→ STATED TASK: In full and without alteration, give the listing again.

→ SUPPLIED RECORDS:
★ ★ ★

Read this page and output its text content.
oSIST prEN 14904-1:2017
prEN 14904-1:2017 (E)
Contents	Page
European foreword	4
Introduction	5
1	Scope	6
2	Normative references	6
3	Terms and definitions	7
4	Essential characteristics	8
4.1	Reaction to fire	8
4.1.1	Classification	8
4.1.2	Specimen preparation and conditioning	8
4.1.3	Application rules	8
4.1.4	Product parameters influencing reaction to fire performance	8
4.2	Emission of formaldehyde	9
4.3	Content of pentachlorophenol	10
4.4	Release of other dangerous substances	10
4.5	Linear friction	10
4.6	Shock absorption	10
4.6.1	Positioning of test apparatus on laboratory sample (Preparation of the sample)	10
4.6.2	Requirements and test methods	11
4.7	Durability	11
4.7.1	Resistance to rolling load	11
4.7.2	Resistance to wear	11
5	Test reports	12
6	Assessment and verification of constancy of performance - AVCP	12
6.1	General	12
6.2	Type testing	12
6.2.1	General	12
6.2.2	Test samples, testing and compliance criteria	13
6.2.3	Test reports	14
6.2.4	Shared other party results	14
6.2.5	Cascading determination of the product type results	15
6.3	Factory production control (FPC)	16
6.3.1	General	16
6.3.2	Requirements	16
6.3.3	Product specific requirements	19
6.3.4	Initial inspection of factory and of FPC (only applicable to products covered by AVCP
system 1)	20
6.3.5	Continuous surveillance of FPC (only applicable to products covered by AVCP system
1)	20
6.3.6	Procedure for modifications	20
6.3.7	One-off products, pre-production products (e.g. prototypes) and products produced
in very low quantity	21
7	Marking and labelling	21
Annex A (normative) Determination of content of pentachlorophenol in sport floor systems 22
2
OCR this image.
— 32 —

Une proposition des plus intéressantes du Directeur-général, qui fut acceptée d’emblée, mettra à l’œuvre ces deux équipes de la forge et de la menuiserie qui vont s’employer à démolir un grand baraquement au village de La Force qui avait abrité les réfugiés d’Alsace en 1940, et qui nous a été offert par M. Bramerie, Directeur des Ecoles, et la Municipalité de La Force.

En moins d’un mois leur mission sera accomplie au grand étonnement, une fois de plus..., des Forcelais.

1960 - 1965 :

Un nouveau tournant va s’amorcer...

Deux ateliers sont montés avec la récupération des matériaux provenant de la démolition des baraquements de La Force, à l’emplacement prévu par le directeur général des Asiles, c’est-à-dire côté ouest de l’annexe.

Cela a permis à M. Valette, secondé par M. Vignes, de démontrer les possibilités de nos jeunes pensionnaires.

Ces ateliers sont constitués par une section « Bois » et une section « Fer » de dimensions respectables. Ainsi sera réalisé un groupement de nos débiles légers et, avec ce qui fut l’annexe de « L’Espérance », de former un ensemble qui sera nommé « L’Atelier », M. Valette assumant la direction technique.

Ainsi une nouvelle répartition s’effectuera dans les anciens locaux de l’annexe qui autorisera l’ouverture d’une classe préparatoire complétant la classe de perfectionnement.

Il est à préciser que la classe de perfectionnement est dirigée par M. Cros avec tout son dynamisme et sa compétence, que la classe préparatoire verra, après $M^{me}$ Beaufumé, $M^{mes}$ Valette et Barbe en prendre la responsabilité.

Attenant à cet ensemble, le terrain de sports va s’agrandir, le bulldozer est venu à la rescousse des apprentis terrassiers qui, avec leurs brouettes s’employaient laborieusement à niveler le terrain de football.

★ ★ ★

→ THE REPLY:
Read this page and output its text content.
oSIST prEN 14904-1:2017
prEN 14904-1:2017 (E)
Contents	Page
European foreword	4
Introduction	5
1	Scope	6
2	Normative references	6
3	Terms and definitions	7
4	Essential characteristics	8
4.1	Reaction to fire	8
4.1.1	Classification	8
4.1.2	Specimen preparation and conditioning	8
4.1.3	Application rules	8
4.1.4	Product parameters influencing reaction to fire performance	8
4.2	Emission of formaldehyde	9
4.3	Content of pentachlorophenol	10
4.4	Release of other dangerous substances	10
4.5	Linear friction	10
4.6	Shock absorption	10
4.6.1	Positioning of test apparatus on laboratory sample (Preparation of the sample)	10
4.6.2	Requirements and test methods	11
4.7	Durability	11
4.7.1	Resistance to rolling load	11
4.7.2	Resistance to wear	11
5	Test reports	12
6	Assessment and verification of constancy of performance - AVCP	12
6.1	General	12
6.2	Type testing	12
6.2.1	General	12
6.2.2	Test samples, testing and compliance criteria	13
6.2.3	Test reports	14
6.2.4	Shared other party results	14
6.2.5	Cascading determination of the product type results	15
6.3	Factory production control (FPC)	16
6.3.1	General	16
6.3.2	Requirements	16
6.3.3	Product specific requirements	19
6.3.4	Initial inspection of factory and of FPC (only applicable to products covered by AVCP
system 1)	20
6.3.5	Continuous surveillance of FPC (only applicable to products covered by AVCP system
1)	20
6.3.6	Procedure for modifications	20
6.3.7	One-off products, pre-production products (e.g. prototypes) and products produced
in very low quantity	21
7	Marking and labelling	21
Annex A (normative) Determination of content of pentachlorophenol in sport floor systems 22
2
OCR this image.
— 32 —

Une proposition des plus intéressantes du Directeur-général, qui fut acceptée d’emblée, mettra à l’œuvre ces deux équipes de la forge et de la menuiserie qui vont s’employer à démolir un grand baraquement au village de La Force qui avait abrité les réfugiés d’Alsace en 1940, et qui nous a été offert par M. Bramerie, Directeur des Ecoles, et la Municipalité de La Force.

En moins d’un mois leur mission sera accomplie au grand étonnement, une fois de plus..., des Forcelais.

1960 - 1965 :

Un nouveau tournant va s’amorcer...

Deux ateliers sont montés avec la récupération des matériaux provenant de la démolition des baraquements de La Force, à l’emplacement prévu par le directeur général des Asiles, c’est-à-dire côté ouest de l’annexe.

Cela a permis à M. Valette, secondé par M. Vignes, de démontrer les possibilités de nos jeunes pensionnaires.

Ces ateliers sont constitués par une section « Bois » et une section « Fer » de dimensions respectables. Ainsi sera réalisé un groupement de nos débiles légers et, avec ce qui fut l’annexe de « L’Espérance », de former un ensemble qui sera nommé « L’Atelier », M. Valette assumant la direction technique.

Ainsi une nouvelle répartition s’effectuera dans les anciens locaux de l’annexe qui autorisera l’ouverture d’une classe préparatoire complétant la classe de perfectionnement.

Il est à préciser que la classe de perfectionnement est dirigée par M. Cros avec tout son dynamisme et sa compétence, que la classe préparatoire verra, après $M^{me}$ Beaufumé, $M^{mes}$ Valette et Barbe en prendre la responsabilité.

Attenant à cet ensemble, le terrain de sports va s’agrandir, le bulldozer est venu à la rescousse des apprentis terrassiers qui, avec leurs brouettes s’employaient laborieusement à niveler le terrain de football.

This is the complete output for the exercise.